- [SHORT TASK]:
Please return nothing but the lines between the line holding "Serialize everything readable" and the line holding "What's the underlying", both ends included, without the pictures.

- [DATA SUPPLIED]:
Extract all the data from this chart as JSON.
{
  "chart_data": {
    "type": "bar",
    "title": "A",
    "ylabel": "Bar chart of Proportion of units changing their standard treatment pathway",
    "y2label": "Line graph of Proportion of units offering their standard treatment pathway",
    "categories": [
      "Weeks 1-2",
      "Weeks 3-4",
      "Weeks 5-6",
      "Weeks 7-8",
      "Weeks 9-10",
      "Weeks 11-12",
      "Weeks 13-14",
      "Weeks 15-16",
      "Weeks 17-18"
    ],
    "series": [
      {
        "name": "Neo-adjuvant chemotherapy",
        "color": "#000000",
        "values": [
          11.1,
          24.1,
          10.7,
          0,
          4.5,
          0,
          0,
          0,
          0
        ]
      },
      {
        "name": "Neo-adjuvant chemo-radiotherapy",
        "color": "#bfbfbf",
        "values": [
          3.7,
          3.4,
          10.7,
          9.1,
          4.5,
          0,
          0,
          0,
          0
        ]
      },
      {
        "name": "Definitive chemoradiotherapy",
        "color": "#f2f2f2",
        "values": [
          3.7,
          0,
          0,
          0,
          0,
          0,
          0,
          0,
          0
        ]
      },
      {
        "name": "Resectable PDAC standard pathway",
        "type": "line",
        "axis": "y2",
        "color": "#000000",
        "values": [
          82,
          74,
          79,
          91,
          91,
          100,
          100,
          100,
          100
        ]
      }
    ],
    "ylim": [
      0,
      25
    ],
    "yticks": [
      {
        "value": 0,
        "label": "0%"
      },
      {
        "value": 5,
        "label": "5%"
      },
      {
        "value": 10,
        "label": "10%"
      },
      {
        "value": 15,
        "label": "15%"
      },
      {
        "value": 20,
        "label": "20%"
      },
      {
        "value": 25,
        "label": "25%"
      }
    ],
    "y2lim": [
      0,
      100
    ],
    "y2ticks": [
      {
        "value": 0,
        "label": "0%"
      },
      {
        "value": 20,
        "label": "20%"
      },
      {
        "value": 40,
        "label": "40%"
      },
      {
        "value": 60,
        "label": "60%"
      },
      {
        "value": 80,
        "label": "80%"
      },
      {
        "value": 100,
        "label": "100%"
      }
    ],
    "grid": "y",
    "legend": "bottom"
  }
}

...

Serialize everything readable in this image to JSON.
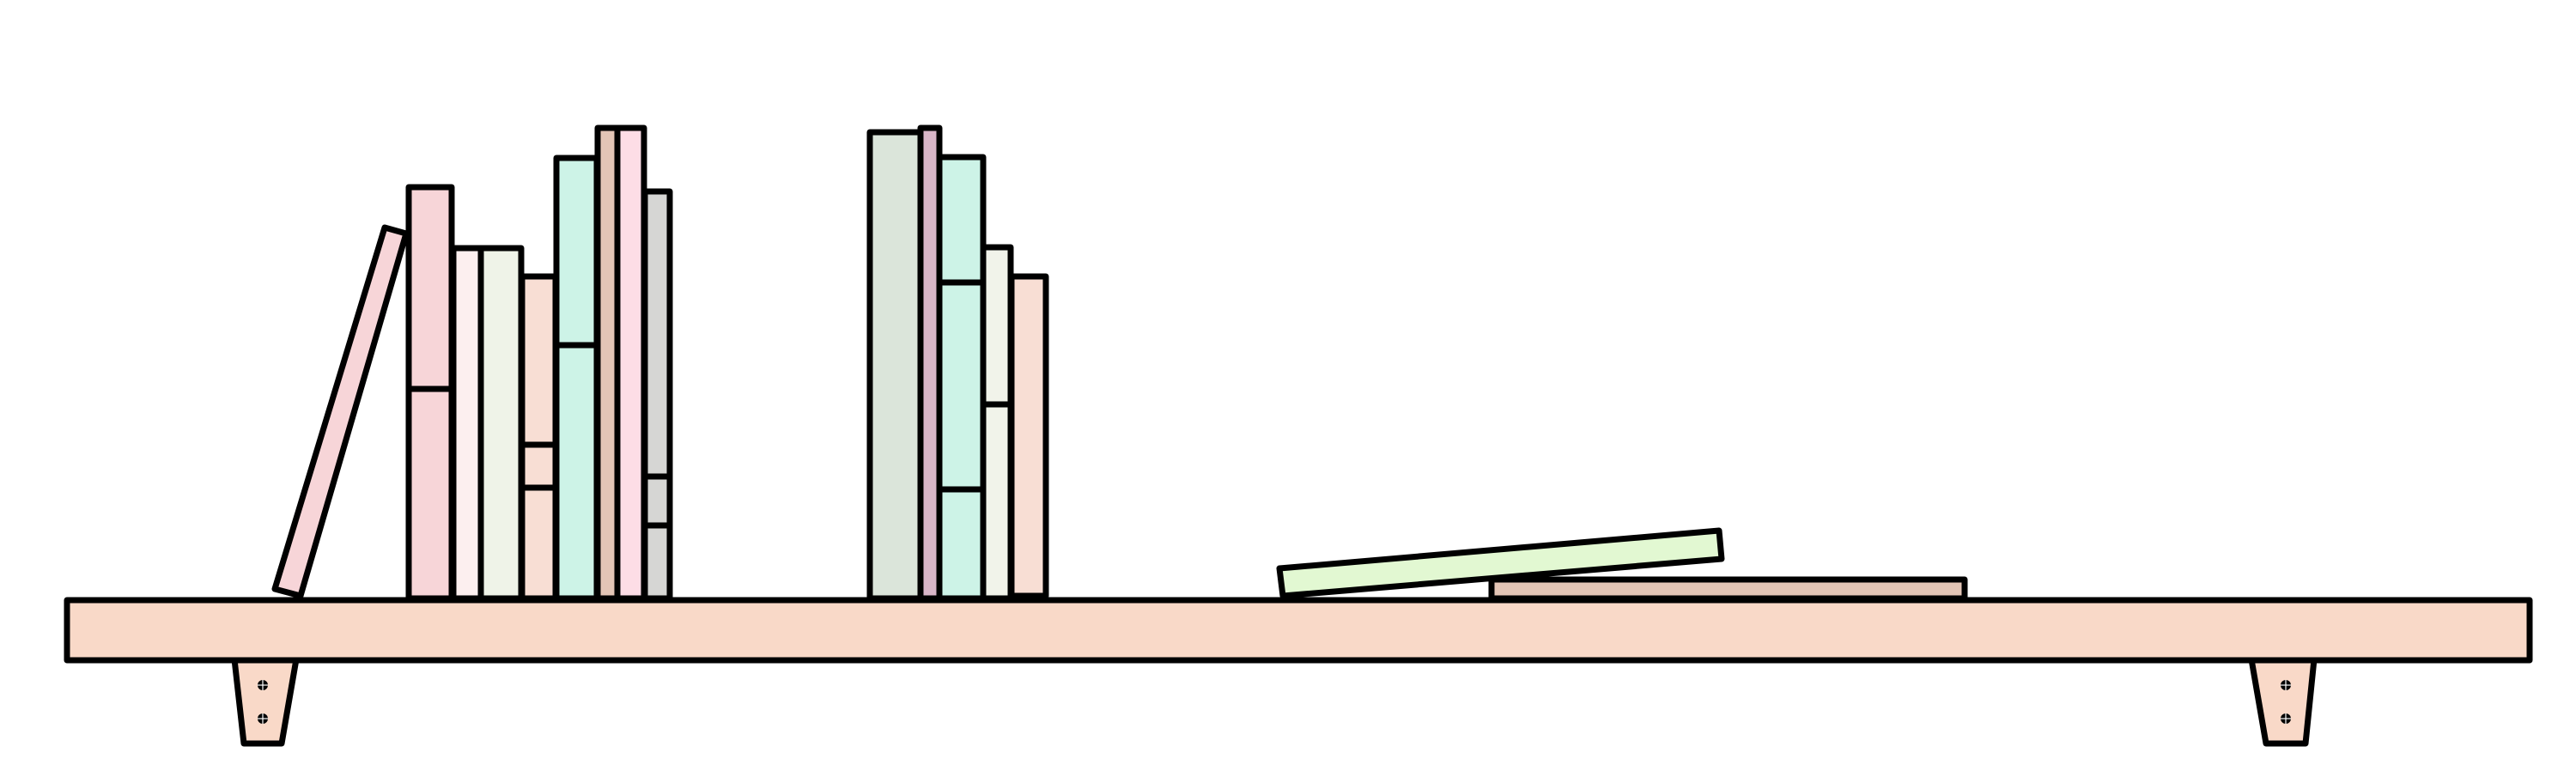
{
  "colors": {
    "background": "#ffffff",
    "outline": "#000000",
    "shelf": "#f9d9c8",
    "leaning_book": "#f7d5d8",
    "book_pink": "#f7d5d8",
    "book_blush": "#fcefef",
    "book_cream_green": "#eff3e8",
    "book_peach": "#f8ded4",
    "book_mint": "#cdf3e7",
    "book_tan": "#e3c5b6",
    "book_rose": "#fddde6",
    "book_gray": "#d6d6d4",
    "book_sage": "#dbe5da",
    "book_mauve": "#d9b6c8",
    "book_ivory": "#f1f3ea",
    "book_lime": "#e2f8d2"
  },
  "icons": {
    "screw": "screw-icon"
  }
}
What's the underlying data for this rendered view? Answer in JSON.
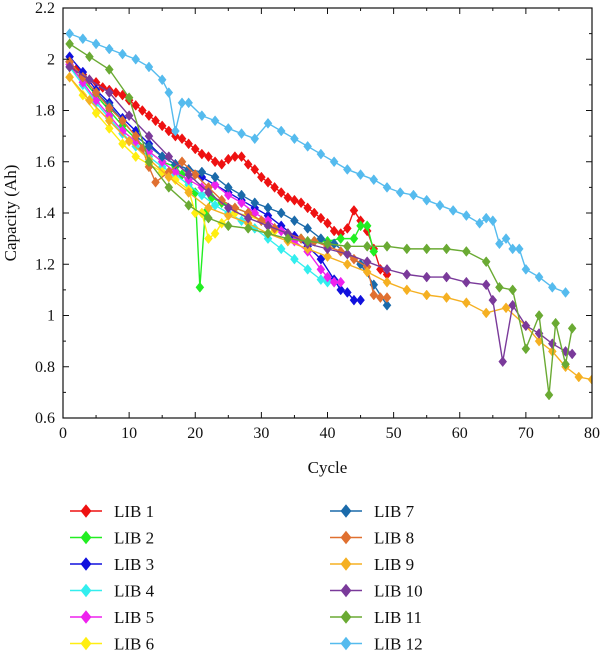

- [RESPONSE TO THIS TASK]:
Serialize everything readable in this image to JSON.
{
  "colors": {
    "background": "#ffffff",
    "outline": "#000000",
    "shelf": "#f9d9c8",
    "leaning_book": "#f7d5d8",
    "book_pink": "#f7d5d8",
    "book_blush": "#fcefef",
    "book_cream_green": "#eff3e8",
    "book_peach": "#f8ded4",
    "book_mint": "#cdf3e7",
    "book_tan": "#e3c5b6",
    "book_rose": "#fddde6",
    "book_gray": "#d6d6d4",
    "book_sage": "#dbe5da",
    "book_mauve": "#d9b6c8",
    "book_ivory": "#f1f3ea",
    "book_lime": "#e2f8d2"
  },
  "icons": {
    "screw": "screw-icon"
  }
}
What's the underlying data for this rendered view? Answer in JSON.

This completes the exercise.